• [Extracted data]

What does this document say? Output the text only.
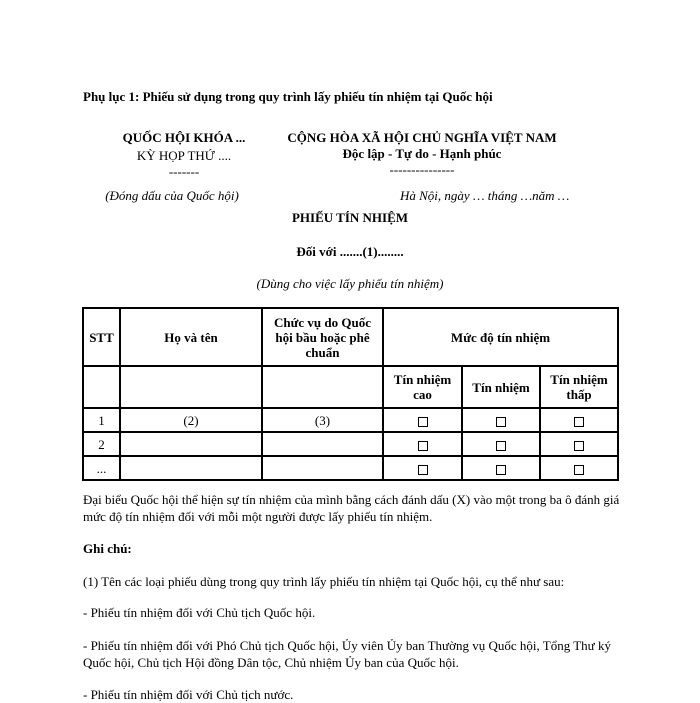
Phụ lục 1: Phiếu sử dụng trong quy trình lấy phiếu tín nhiệm tại Quốc hội
QUỐC HỘI KHÓA ...
KỲ HỌP THỨ ....
-------
(Đóng dấu của Quốc hội)
CỘNG HÒA XÃ HỘI CHỦ NGHĨA VIỆT NAM
Độc lập - Tự do - Hạnh phúc
---------------
Hà Nội, ngày … tháng …năm …
PHIẾU TÍN NHIỆM
Đối với .......(1)........
(Dùng cho việc lấy phiếu tín nhiệm)
STT	Họ và tên	Chức vụ do Quốc hội bầu hoặc phê chuẩn	Mức độ tín nhiệm		
			Tín nhiệm cao	Tín nhiệm	Tín nhiệm thấp
1	(2)	(3)			
2					
...					
Đại biểu Quốc hội thể hiện sự tín nhiệm của mình bằng cách đánh dấu (X) vào một trong ba ô đánh giá mức độ tín nhiệm đối với mỗi một người được lấy phiếu tín nhiệm.
Ghi chú:
(1) Tên các loại phiếu dùng trong quy trình lấy phiếu tín nhiệm tại Quốc hội, cụ thể như sau:
- Phiếu tín nhiệm đối với Chủ tịch Quốc hội.
- Phiếu tín nhiệm đối với Phó Chủ tịch Quốc hội, Ủy viên Ủy ban Thường vụ Quốc hội, Tổng Thư ký Quốc hội, Chủ tịch Hội đồng Dân tộc, Chủ nhiệm Ủy ban của Quốc hội.
- Phiếu tín nhiệm đối với Chủ tịch nước.
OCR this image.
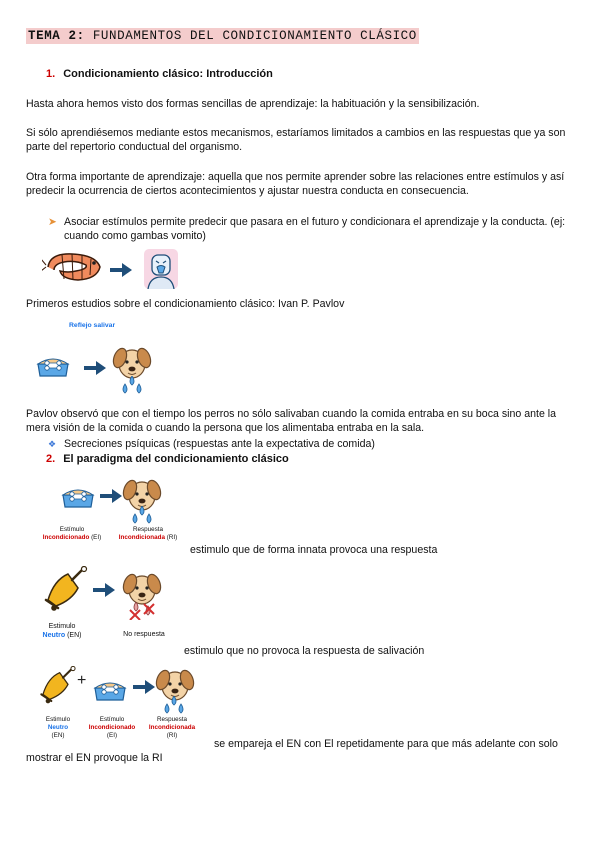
TEMA 2: FUNDAMENTOS DEL CONDICIONAMIENTO CLÁSICO
1. Condicionamiento clásico: Introducción
Hasta ahora hemos visto dos formas sencillas de aprendizaje: la habituación y la sensibilización.
Si sólo aprendiésemos mediante estos mecanismos, estaríamos limitados a cambios en las respuestas que ya son parte del repertorio conductual del organismo.
Otra forma importante de aprendizaje: aquella que nos permite aprender sobre las relaciones entre estímulos y así predecir la ocurrencia de ciertos acontecimientos y ajustar nuestra conducta en consecuencia.
➤ Asociar estímulos permite predecir que pasara en el futuro y condicionara el aprendizaje y la conducta. (ej: cuando como gambas vomito)
Primeros estudios sobre el condicionamiento clásico: Ivan P. Pavlov
Reflejo salivar
Pavlov observó que con el tiempo los perros no sólo salivaban cuando la comida entraba en su boca sino ante la mera visión de la comida o cuando la persona que los alimentaba entraba en la sala.
❖ Secreciones psíquicas (respuestas ante la expectativa de comida)
2. El paradigma del condicionamiento clásico
Estímulo
Incondicionado (EI)
Respuesta
Incondicionada (RI)
estimulo que de forma innata provoca una respuesta
Estimulo
Neutro (EN)	No respuesta
estimulo que no provoca la respuesta de salivación
+
Estimulo
Neutro
(EN)
Estímulo
Incondicionado
(EI)
Respuesta
Incondicionada
(RI)
se empareja el EN con El repetidamente para que más adelante con solo
mostrar el EN provoque la RI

• [Request]
Copy out all lines above that include the string "comida".

• [Output]
Pavlov observó que con el tiempo los perros no sólo salivaban cuando la comida entraba en su boca sino ante la mera visión de la comida o cuando la persona que los alimentaba entraba en la sala.
❖ Secreciones psíquicas (respuestas ante la expectativa de comida)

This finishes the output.